All lines in the data bearing the string "Waldesruh" should be identified and copied.

——

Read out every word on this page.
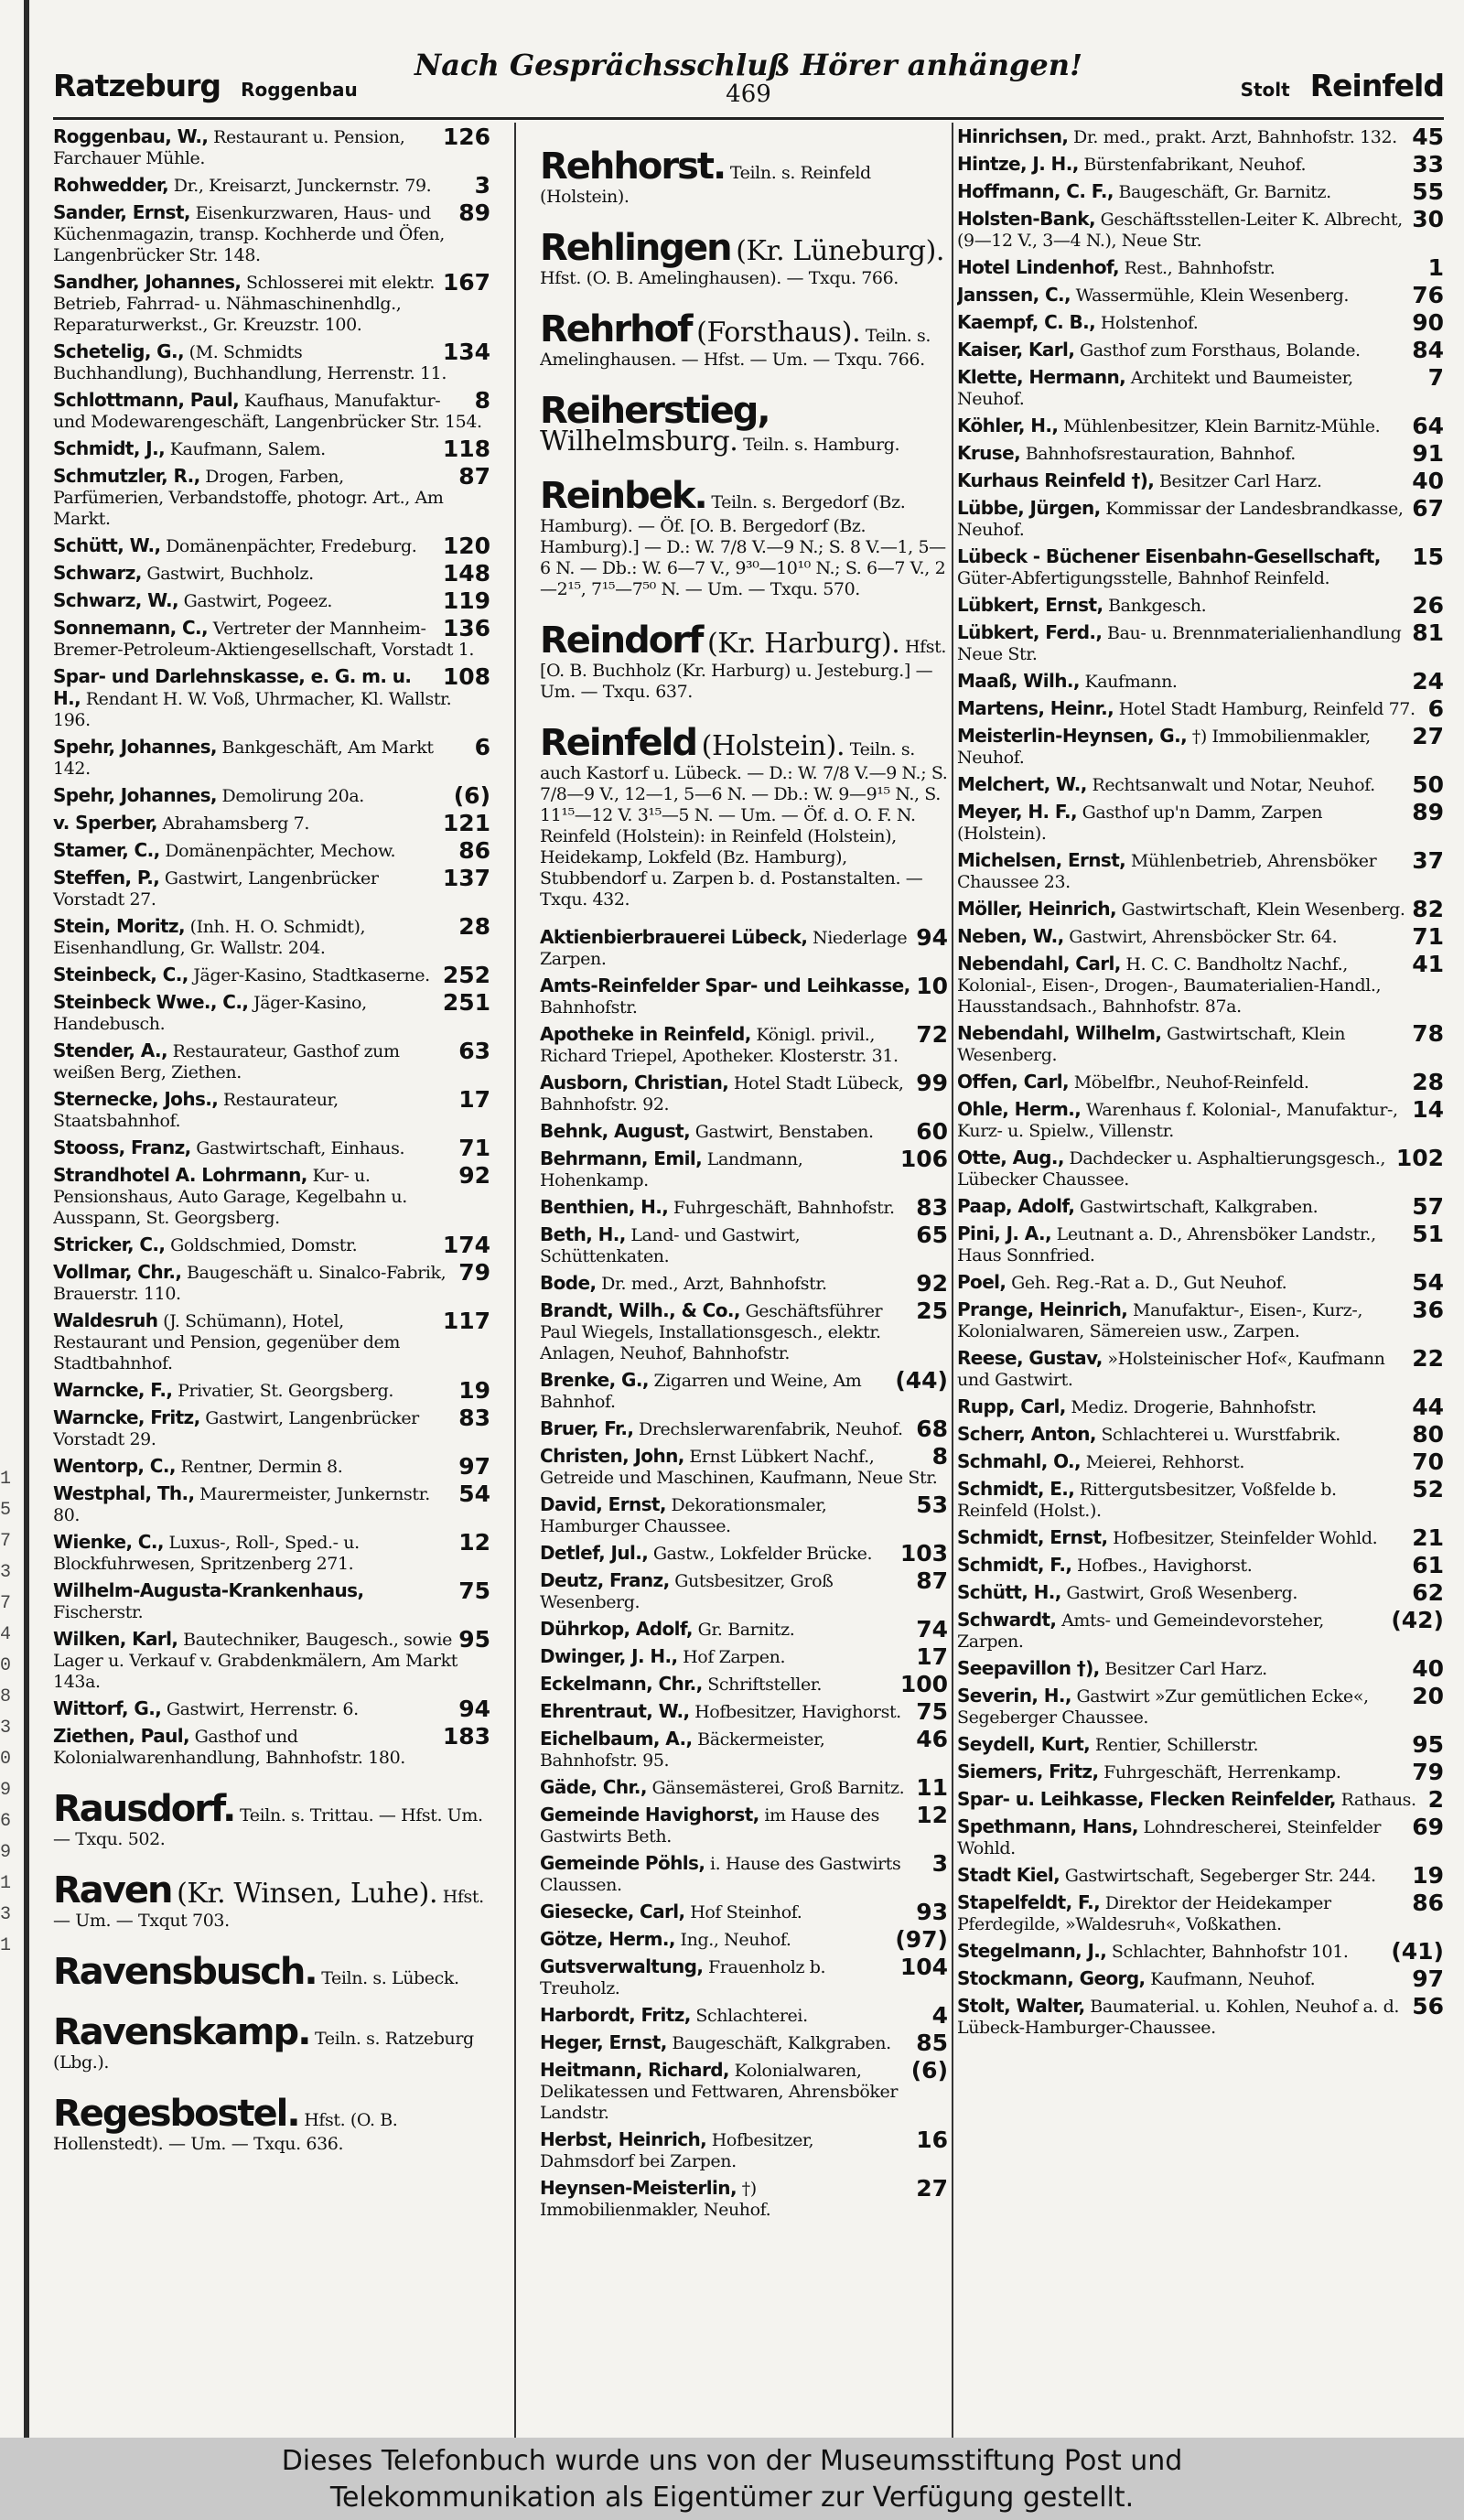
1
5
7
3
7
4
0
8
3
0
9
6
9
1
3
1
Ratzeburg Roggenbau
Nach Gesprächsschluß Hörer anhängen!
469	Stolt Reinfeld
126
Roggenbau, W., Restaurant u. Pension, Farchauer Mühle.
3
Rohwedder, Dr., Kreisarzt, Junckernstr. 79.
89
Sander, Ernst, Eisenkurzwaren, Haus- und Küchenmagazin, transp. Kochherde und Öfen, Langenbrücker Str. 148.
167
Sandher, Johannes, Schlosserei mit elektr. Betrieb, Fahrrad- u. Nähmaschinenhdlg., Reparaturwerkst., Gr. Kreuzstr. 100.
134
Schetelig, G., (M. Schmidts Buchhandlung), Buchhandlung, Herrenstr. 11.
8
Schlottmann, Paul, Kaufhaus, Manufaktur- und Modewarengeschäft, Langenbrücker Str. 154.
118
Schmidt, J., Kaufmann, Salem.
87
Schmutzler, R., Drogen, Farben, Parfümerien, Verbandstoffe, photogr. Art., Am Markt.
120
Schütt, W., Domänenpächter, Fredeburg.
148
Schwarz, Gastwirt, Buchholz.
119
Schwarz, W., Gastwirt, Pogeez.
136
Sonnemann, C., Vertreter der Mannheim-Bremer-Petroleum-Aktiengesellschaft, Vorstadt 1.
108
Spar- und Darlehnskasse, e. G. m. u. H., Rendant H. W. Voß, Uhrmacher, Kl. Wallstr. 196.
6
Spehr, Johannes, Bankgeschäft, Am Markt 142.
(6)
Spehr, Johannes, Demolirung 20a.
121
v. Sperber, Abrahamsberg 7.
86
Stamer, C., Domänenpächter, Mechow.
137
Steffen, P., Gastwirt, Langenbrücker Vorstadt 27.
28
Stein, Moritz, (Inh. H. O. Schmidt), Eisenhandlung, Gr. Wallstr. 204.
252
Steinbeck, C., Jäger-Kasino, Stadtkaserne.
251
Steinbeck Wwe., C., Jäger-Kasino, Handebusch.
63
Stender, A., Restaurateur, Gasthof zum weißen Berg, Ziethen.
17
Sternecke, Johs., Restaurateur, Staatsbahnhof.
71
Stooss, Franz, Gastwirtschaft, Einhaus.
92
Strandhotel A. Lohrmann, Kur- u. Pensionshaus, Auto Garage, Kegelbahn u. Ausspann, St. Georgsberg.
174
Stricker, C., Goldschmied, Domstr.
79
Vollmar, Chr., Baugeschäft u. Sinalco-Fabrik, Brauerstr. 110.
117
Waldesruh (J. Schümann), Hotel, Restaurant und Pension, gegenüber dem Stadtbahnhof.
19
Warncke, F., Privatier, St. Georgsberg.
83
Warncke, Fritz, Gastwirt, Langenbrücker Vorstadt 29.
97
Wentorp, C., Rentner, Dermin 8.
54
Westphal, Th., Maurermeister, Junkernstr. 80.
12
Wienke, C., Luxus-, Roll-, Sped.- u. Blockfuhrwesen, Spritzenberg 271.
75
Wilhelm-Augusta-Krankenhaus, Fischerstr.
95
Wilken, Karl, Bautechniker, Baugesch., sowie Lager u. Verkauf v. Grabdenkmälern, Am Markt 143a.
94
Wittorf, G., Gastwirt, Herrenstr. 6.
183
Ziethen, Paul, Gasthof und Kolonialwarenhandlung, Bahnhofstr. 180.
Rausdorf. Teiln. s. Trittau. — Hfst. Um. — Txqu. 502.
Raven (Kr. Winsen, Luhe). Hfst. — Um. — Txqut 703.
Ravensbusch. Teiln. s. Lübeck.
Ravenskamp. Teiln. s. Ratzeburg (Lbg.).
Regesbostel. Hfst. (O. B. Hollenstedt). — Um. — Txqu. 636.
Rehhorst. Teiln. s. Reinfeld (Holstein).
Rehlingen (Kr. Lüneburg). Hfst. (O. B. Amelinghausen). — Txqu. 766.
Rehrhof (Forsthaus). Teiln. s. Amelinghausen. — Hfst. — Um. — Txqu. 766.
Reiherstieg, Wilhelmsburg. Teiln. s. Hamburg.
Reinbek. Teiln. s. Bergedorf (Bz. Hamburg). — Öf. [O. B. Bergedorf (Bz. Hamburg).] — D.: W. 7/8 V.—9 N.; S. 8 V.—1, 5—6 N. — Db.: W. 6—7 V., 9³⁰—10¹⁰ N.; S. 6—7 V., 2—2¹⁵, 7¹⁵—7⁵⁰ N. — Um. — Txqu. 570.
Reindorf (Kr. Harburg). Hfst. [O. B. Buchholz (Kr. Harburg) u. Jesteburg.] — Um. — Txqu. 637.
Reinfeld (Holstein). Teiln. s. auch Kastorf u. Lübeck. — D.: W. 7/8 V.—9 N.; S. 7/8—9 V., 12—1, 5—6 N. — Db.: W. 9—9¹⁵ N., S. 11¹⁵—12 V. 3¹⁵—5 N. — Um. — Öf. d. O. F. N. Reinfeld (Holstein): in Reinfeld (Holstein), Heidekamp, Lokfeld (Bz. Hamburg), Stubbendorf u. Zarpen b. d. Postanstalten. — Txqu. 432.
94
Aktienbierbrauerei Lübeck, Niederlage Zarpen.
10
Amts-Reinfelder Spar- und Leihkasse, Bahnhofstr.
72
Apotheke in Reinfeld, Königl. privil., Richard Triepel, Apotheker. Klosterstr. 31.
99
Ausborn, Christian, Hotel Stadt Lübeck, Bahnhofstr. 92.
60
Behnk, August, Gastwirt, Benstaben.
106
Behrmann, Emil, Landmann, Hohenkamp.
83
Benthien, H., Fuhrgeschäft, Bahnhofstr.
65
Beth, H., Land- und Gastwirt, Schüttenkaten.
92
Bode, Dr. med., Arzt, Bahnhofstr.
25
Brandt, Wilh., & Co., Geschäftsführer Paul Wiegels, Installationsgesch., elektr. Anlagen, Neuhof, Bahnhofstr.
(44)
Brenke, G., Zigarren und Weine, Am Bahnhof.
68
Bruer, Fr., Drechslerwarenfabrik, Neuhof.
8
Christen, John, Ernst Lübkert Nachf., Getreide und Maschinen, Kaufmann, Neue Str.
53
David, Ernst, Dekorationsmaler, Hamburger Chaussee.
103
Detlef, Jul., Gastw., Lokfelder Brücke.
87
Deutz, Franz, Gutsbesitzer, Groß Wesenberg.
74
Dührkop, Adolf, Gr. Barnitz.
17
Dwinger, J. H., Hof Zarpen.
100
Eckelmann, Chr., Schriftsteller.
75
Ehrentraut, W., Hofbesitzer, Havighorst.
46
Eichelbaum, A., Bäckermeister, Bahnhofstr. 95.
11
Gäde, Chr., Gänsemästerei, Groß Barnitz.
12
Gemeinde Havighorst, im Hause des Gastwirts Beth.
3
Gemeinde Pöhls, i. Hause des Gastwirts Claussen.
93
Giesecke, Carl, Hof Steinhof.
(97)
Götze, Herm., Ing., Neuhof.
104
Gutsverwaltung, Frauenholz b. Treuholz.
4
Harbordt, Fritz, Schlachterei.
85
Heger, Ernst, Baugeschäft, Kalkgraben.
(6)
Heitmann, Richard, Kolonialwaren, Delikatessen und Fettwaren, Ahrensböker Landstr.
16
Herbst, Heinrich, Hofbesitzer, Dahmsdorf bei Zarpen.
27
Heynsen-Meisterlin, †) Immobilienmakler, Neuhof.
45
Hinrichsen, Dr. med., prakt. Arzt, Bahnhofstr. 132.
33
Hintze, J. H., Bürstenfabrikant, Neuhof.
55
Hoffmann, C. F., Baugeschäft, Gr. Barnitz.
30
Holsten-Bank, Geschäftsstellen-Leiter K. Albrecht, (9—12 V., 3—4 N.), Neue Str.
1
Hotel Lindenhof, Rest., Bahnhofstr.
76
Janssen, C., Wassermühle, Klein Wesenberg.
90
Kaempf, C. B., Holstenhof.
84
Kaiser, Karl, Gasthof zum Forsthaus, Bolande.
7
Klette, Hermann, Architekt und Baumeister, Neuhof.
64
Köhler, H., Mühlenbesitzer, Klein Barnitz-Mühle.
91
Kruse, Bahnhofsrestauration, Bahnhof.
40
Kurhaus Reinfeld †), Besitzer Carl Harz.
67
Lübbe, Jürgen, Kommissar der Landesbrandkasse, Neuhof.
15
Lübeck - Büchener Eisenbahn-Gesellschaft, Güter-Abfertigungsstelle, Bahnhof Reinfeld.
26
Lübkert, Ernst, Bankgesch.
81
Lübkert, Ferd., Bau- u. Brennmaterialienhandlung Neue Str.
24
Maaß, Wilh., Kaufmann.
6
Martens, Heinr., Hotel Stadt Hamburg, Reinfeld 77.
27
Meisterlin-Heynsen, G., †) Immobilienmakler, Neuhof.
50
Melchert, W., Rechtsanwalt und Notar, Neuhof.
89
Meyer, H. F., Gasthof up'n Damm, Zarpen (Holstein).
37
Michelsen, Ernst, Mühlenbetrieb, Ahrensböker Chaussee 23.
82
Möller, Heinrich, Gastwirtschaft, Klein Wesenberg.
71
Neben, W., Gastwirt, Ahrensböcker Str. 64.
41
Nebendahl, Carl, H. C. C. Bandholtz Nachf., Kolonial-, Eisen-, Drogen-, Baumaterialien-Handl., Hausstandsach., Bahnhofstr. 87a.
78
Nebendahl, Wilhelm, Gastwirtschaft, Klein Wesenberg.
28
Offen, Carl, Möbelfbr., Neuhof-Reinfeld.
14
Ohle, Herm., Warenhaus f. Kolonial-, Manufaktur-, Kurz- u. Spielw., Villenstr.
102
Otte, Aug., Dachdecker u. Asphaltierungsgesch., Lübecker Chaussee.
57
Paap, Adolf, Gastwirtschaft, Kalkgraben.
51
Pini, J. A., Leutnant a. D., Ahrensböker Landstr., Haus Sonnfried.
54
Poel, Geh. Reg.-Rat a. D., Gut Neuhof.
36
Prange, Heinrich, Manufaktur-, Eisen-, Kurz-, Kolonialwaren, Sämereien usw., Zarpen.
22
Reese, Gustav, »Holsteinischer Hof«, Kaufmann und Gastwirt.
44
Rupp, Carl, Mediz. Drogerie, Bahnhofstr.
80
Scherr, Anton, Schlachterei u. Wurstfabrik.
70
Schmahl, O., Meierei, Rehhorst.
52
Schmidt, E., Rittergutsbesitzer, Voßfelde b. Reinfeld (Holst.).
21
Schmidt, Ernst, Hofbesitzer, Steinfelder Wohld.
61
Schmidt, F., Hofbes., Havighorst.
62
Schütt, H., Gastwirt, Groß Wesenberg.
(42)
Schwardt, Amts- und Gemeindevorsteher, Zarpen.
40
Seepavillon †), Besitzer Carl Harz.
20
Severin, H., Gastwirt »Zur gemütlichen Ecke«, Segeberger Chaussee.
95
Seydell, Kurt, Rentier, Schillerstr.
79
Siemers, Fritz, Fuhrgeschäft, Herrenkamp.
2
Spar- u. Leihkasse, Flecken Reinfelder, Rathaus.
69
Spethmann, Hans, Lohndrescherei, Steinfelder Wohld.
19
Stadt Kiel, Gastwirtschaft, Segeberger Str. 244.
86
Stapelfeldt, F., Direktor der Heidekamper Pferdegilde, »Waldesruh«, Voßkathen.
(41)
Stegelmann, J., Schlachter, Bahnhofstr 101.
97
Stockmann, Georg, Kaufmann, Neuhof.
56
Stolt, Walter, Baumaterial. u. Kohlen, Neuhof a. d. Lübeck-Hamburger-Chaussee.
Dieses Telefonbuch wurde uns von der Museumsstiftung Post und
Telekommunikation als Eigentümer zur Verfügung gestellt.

——

**Solution below:**
Waldesruh (J. Schümann), Hotel, Restaurant und Pension, gegenüber dem Stadtbahnhof.
Stapelfeldt, F., Direktor der Heidekamper Pferdegilde, »Waldesruh«, Voßkathen.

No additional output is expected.